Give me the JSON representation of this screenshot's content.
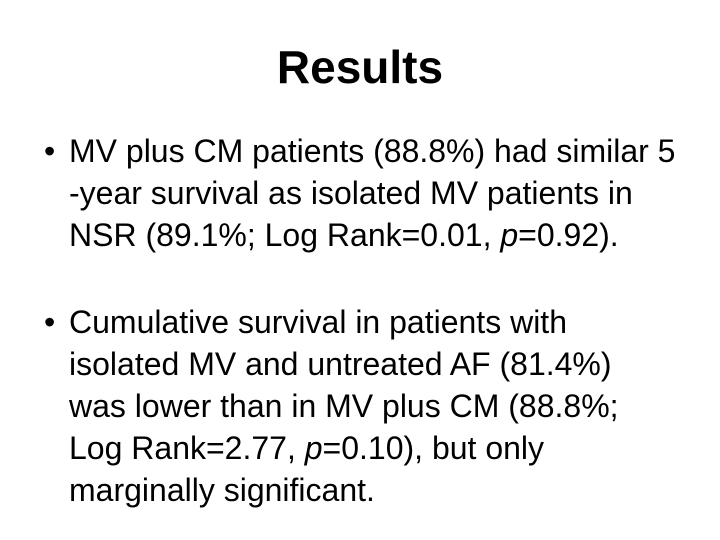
{
  "slide": {
    "title": "Results",
    "bullet_glyph": "•",
    "colors": {
      "background": "#ffffff",
      "text": "#000000"
    },
    "bullets": [
      {
        "lines": [
          [
            {
              "text": "MV plus CM patients (88.8%) had similar 5"
            }
          ],
          [
            {
              "text": "-year survival as isolated MV patients in"
            }
          ],
          [
            {
              "text": "NSR (89.1%; Log Rank=0.01, "
            },
            {
              "text": "p",
              "italic": true
            },
            {
              "text": "=0.92)."
            }
          ]
        ]
      },
      {
        "lines": [
          [
            {
              "text": "Cumulative survival in patients with"
            }
          ],
          [
            {
              "text": "isolated MV and untreated AF (81.4%)"
            }
          ],
          [
            {
              "text": "was lower than in MV plus CM (88.8%;"
            }
          ],
          [
            {
              "text": "Log Rank=2.77, "
            },
            {
              "text": "p",
              "italic": true
            },
            {
              "text": "=0.10), but only"
            }
          ],
          [
            {
              "text": "marginally significant."
            }
          ]
        ]
      }
    ]
  }
}
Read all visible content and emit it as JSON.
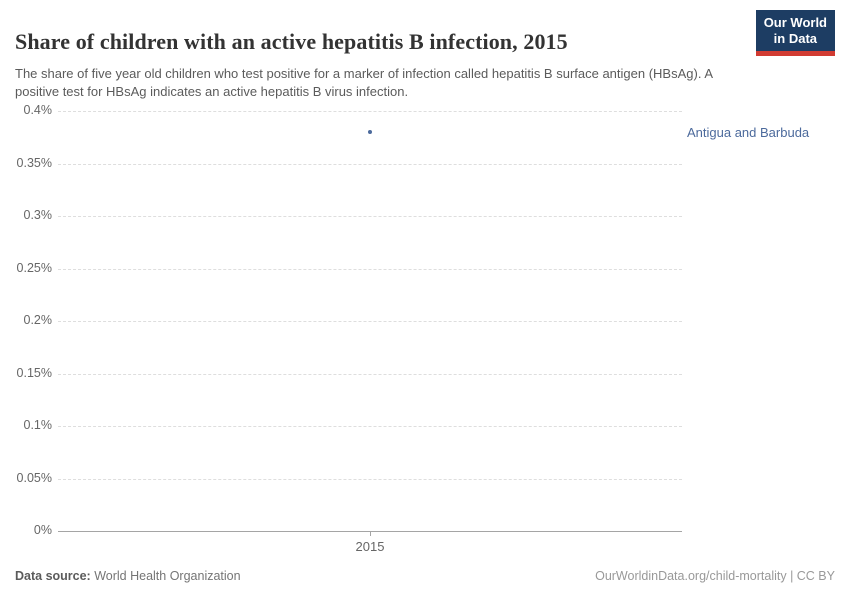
{
  "header": {
    "title": "Share of children with an active hepatitis B infection, 2015",
    "subtitle": "The share of five year old children who test positive for a marker of infection called hepatitis B surface antigen (HBsAg). A positive test for HBsAg indicates an active hepatitis B virus infection.",
    "logo": {
      "line1": "Our World",
      "line2": "in Data",
      "bg_color": "#1d3d63",
      "accent_color": "#d13b32"
    }
  },
  "chart_data": {
    "type": "scatter",
    "title": "Share of children with an active hepatitis B infection, 2015",
    "series": [
      {
        "name": "Antigua and Barbuda",
        "x": [
          2015
        ],
        "y": [
          0.38
        ],
        "color": "#4c6a9c"
      }
    ],
    "xlabel": "",
    "ylabel": "",
    "x_tick_labels": [
      "2015"
    ],
    "y_tick_values": [
      0,
      0.05,
      0.1,
      0.15,
      0.2,
      0.25,
      0.3,
      0.35,
      0.4
    ],
    "y_tick_labels": [
      "0%",
      "0.05%",
      "0.1%",
      "0.15%",
      "0.2%",
      "0.25%",
      "0.3%",
      "0.35%",
      "0.4%"
    ],
    "ylim": [
      0,
      0.4
    ],
    "xlim": [
      2014.5,
      2015.5
    ],
    "grid": true,
    "gridline_style": "dashed",
    "legend_position": "right-of-plot"
  },
  "footer": {
    "source_label": "Data source:",
    "source_value": " World Health Organization",
    "attribution": "OurWorldinData.org/child-mortality | CC BY"
  }
}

= = = = = = =

__YOUR GOAL__
Work out how many lines in the data include "patients". Answer with the number only.

__EXERCISE SOLUTION__
3